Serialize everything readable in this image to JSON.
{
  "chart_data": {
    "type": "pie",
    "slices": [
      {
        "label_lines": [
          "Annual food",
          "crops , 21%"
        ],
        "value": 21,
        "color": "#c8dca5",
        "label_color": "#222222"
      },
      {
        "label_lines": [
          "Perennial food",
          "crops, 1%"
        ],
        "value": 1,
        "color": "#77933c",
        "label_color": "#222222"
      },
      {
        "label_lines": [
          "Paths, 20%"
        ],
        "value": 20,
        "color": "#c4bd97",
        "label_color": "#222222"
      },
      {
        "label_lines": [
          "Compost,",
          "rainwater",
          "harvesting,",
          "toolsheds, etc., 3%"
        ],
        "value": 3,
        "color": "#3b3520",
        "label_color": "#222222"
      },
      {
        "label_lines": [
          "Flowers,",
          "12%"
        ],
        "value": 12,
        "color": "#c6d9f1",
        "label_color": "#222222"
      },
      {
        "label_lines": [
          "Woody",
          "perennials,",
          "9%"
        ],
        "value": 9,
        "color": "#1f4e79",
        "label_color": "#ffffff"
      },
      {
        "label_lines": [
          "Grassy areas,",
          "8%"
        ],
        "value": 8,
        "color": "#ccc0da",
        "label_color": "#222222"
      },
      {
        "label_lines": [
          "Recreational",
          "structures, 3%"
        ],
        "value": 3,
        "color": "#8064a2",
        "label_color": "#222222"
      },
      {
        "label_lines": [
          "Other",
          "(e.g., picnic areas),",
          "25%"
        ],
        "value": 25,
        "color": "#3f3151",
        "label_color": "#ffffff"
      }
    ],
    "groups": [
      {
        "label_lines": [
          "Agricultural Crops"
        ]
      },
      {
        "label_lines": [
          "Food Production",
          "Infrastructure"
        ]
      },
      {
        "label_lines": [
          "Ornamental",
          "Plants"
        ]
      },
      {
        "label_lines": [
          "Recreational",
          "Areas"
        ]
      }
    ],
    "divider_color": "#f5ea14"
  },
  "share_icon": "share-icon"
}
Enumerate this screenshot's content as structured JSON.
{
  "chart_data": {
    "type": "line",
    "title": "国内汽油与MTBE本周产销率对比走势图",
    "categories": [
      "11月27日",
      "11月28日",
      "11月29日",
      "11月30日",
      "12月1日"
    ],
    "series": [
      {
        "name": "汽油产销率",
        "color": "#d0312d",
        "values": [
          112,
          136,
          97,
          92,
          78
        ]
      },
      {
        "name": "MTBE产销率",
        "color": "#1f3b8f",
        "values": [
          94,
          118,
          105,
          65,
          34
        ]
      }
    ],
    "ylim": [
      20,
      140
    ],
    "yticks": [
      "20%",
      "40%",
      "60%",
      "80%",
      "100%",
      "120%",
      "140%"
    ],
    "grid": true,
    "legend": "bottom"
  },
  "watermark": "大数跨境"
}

Exercise brief = The listing above should be transcribed in full, exactly as written.

Result of this task =
Serialize everything readable in this image to JSON.
{
  "chart_data": {
    "type": "pie",
    "slices": [
      {
        "label_lines": [
          "Annual food",
          "crops , 21%"
        ],
        "value": 21,
        "color": "#c8dca5",
        "label_color": "#222222"
      },
      {
        "label_lines": [
          "Perennial food",
          "crops, 1%"
        ],
        "value": 1,
        "color": "#77933c",
        "label_color": "#222222"
      },
      {
        "label_lines": [
          "Paths, 20%"
        ],
        "value": 20,
        "color": "#c4bd97",
        "label_color": "#222222"
      },
      {
        "label_lines": [
          "Compost,",
          "rainwater",
          "harvesting,",
          "toolsheds, etc., 3%"
        ],
        "value": 3,
        "color": "#3b3520",
        "label_color": "#222222"
      },
      {
        "label_lines": [
          "Flowers,",
          "12%"
        ],
        "value": 12,
        "color": "#c6d9f1",
        "label_color": "#222222"
      },
      {
        "label_lines": [
          "Woody",
          "perennials,",
          "9%"
        ],
        "value": 9,
        "color": "#1f4e79",
        "label_color": "#ffffff"
      },
      {
        "label_lines": [
          "Grassy areas,",
          "8%"
        ],
        "value": 8,
        "color": "#ccc0da",
        "label_color": "#222222"
      },
      {
        "label_lines": [
          "Recreational",
          "structures, 3%"
        ],
        "value": 3,
        "color": "#8064a2",
        "label_color": "#222222"
      },
      {
        "label_lines": [
          "Other",
          "(e.g., picnic areas),",
          "25%"
        ],
        "value": 25,
        "color": "#3f3151",
        "label_color": "#ffffff"
      }
    ],
    "groups": [
      {
        "label_lines": [
          "Agricultural Crops"
        ]
      },
      {
        "label_lines": [
          "Food Production",
          "Infrastructure"
        ]
      },
      {
        "label_lines": [
          "Ornamental",
          "Plants"
        ]
      },
      {
        "label_lines": [
          "Recreational",
          "Areas"
        ]
      }
    ],
    "divider_color": "#f5ea14"
  },
  "share_icon": "share-icon"
}
Enumerate this screenshot's content as structured JSON.
{
  "chart_data": {
    "type": "line",
    "title": "国内汽油与MTBE本周产销率对比走势图",
    "categories": [
      "11月27日",
      "11月28日",
      "11月29日",
      "11月30日",
      "12月1日"
    ],
    "series": [
      {
        "name": "汽油产销率",
        "color": "#d0312d",
        "values": [
          112,
          136,
          97,
          92,
          78
        ]
      },
      {
        "name": "MTBE产销率",
        "color": "#1f3b8f",
        "values": [
          94,
          118,
          105,
          65,
          34
        ]
      }
    ],
    "ylim": [
      20,
      140
    ],
    "yticks": [
      "20%",
      "40%",
      "60%",
      "80%",
      "100%",
      "120%",
      "140%"
    ],
    "grid": true,
    "legend": "bottom"
  },
  "watermark": "大数跨境"
}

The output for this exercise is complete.